- **AIM**: Determine how many lines contain the string "Etkin", then reply with that figure only.

.....

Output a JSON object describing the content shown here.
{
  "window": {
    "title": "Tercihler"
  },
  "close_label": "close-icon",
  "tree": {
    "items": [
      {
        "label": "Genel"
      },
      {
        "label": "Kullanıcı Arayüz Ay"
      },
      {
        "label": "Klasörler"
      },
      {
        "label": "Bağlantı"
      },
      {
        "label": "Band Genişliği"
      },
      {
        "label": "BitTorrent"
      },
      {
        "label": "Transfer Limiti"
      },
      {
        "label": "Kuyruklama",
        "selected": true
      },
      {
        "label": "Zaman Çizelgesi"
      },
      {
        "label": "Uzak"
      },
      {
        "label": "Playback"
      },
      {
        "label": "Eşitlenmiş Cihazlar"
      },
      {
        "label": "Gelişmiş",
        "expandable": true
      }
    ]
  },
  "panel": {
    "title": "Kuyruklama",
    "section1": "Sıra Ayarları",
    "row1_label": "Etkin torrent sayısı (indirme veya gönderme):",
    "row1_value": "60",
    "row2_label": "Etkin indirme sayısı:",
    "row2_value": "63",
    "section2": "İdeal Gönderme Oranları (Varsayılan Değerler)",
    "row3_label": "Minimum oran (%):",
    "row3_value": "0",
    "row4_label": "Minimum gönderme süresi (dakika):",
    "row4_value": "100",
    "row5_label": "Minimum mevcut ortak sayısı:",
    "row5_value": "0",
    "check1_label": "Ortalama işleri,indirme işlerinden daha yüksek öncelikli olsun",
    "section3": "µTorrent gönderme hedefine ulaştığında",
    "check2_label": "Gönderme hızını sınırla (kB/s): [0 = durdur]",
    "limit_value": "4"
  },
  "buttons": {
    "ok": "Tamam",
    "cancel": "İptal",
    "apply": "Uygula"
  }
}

.....

- **EXERCISE ANSWER**: 2